- _Problem to solve_: Using the material below, copy every line where "shown" appears.

A block of data
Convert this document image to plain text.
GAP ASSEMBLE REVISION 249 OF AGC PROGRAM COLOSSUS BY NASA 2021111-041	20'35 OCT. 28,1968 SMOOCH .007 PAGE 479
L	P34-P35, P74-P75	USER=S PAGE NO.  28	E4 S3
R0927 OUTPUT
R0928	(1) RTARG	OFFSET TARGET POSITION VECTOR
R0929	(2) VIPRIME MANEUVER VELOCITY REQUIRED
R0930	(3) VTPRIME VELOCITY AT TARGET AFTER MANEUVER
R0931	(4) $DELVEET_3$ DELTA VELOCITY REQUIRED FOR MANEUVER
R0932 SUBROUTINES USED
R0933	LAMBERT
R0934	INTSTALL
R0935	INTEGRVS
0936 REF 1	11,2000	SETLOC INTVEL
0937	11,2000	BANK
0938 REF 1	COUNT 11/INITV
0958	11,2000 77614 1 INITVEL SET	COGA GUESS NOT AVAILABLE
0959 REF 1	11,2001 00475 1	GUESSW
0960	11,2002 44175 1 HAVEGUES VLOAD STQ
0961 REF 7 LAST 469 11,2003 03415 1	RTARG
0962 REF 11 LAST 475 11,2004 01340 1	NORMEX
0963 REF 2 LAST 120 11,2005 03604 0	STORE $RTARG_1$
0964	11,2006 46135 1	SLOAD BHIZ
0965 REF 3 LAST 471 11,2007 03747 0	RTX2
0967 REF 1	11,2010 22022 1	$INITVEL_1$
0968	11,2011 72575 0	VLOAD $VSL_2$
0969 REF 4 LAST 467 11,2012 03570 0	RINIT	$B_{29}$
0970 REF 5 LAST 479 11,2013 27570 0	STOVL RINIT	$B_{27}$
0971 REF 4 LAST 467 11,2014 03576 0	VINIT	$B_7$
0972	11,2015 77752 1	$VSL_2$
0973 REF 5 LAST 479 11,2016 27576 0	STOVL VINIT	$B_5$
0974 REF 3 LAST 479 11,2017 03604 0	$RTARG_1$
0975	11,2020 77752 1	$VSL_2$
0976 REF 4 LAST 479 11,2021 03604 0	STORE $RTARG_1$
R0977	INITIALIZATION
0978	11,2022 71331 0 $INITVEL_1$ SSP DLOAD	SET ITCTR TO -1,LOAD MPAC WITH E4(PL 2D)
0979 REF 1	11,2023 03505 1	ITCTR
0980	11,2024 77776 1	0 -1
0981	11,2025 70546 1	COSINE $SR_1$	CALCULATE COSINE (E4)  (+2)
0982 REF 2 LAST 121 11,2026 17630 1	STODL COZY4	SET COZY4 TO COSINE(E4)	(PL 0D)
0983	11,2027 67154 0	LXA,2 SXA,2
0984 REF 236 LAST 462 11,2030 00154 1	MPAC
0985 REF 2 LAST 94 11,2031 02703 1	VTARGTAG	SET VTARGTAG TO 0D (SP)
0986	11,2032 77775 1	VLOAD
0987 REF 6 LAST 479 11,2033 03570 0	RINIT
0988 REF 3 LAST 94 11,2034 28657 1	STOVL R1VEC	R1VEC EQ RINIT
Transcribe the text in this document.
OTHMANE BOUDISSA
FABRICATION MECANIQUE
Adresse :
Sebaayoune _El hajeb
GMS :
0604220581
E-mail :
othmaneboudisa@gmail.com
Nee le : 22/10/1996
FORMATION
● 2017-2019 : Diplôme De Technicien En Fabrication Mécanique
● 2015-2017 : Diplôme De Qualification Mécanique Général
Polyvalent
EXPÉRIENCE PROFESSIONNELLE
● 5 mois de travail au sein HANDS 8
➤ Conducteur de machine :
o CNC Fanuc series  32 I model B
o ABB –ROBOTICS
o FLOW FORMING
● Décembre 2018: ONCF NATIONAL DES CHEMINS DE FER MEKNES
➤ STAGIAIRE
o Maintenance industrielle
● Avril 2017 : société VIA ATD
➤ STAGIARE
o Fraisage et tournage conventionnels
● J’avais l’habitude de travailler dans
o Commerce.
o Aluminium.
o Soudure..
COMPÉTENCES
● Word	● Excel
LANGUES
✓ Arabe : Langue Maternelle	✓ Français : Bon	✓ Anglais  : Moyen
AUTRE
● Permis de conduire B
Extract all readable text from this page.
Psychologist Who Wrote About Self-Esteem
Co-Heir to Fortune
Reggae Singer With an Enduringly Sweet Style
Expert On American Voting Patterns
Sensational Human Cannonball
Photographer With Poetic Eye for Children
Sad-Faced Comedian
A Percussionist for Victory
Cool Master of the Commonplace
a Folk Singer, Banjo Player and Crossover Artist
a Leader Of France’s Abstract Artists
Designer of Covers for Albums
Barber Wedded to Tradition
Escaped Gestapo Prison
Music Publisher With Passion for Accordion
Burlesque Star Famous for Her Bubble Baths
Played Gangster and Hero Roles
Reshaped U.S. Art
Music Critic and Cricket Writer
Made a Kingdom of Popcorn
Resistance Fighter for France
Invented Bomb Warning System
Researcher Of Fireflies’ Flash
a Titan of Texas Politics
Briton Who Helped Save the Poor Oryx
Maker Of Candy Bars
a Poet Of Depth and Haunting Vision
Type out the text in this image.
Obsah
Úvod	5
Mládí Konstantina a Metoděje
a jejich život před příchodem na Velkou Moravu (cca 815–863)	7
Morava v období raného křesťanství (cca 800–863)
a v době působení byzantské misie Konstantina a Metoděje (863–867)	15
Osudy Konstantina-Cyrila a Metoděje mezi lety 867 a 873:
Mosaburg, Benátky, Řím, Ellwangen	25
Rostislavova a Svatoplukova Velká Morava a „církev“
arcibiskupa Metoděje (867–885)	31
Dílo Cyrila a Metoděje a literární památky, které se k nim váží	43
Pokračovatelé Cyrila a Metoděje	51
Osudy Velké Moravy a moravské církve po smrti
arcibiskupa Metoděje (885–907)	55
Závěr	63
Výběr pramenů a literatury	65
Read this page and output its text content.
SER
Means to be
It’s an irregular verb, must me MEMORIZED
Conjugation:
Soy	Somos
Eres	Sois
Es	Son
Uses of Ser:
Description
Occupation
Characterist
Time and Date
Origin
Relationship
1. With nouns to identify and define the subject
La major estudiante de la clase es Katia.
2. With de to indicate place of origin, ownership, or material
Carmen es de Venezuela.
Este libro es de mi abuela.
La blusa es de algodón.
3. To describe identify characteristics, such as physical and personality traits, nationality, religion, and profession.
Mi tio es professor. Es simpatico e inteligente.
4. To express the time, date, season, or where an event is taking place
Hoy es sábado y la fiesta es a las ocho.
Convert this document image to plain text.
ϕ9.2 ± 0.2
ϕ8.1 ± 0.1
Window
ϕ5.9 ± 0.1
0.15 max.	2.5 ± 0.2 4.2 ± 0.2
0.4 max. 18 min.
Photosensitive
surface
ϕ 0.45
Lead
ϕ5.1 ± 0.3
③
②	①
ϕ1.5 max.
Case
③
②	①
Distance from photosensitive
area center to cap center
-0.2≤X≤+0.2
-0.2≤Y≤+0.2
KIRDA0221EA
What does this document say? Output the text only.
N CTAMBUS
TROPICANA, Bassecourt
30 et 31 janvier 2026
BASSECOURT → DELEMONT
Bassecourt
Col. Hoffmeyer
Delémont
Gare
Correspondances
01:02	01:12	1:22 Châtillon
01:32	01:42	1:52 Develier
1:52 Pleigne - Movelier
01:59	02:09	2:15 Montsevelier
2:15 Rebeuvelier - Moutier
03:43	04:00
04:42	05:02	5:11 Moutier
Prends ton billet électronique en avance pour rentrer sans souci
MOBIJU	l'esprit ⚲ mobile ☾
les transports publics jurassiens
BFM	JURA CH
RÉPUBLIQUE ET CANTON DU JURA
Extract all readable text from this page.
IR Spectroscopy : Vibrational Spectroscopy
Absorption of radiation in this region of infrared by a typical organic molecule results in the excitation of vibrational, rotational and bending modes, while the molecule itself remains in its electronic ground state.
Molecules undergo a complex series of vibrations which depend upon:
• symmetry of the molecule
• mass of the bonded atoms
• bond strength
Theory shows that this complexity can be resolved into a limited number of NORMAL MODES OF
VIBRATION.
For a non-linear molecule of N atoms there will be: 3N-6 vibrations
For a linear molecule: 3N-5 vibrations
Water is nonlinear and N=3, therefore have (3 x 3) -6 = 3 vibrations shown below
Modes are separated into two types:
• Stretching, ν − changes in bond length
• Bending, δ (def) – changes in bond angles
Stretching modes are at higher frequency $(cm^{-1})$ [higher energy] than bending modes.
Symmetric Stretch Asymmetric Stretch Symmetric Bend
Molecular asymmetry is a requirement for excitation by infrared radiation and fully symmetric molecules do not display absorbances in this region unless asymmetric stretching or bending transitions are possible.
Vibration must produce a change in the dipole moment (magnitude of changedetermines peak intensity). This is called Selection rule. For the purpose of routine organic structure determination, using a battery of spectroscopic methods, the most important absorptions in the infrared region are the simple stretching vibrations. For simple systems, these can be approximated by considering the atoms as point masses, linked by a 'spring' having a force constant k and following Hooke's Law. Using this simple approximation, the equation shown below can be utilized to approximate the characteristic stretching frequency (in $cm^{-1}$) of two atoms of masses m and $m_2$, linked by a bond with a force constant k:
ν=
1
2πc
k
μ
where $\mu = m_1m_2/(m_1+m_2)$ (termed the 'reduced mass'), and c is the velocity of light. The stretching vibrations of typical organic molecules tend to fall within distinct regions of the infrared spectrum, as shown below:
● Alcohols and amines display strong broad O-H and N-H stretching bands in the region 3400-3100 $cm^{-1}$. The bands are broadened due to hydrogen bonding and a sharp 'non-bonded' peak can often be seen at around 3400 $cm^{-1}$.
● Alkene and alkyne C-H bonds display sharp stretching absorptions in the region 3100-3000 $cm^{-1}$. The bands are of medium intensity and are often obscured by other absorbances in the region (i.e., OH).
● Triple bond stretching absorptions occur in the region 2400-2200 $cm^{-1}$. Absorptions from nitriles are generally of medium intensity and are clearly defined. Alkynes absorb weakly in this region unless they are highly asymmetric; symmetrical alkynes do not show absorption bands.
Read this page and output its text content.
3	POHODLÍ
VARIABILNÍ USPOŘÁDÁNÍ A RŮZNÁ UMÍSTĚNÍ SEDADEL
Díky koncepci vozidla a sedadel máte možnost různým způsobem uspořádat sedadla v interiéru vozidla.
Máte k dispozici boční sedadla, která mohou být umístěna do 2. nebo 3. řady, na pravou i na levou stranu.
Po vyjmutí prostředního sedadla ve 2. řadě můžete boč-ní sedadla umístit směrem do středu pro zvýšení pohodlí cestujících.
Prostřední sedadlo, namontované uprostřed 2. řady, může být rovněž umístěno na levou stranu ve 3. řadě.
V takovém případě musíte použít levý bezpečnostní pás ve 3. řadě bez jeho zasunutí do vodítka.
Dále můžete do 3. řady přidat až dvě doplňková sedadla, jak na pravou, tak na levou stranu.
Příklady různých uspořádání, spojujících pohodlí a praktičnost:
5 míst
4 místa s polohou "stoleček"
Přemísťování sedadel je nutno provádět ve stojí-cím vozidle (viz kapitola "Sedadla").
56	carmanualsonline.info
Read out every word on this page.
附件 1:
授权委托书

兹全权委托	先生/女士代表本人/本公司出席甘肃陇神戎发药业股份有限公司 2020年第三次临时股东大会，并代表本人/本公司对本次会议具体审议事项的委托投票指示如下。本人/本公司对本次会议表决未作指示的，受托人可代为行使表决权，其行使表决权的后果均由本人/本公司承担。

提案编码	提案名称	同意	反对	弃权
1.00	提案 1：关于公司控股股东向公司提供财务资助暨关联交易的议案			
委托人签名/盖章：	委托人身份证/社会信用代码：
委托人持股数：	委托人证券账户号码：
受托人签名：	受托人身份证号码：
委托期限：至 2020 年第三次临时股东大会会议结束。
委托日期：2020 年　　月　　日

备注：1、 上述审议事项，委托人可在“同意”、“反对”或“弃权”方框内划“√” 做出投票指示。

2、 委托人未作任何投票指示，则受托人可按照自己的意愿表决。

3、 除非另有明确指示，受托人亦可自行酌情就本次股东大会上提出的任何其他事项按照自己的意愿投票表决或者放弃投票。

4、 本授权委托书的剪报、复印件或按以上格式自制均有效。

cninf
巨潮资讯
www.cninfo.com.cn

- _Output of the exercise_:
Water is nonlinear and N=3, therefore have (3 x 3) -6 = 3 vibrations shown below
Vibration must produce a change in the dipole moment (magnitude of changedetermines peak intensity). This is called Selection rule. For the purpose of routine organic structure determination, using a battery of spectroscopic methods, the most important absorptions in the infrared region are the simple stretching vibrations. For simple systems, these can be approximated by considering the atoms as point masses, linked by a 'spring' having a force constant k and following Hooke's Law. Using this simple approximation, the equation shown below can be utilized to approximate the characteristic stretching frequency (in $cm^{-1}$) of two atoms of masses m and $m_2$, linked by a bond with a force constant k:
where $\mu = m_1m_2/(m_1+m_2)$ (termed the 'reduced mass'), and c is the velocity of light. The stretching vibrations of typical organic molecules tend to fall within distinct regions of the infrared spectrum, as shown below:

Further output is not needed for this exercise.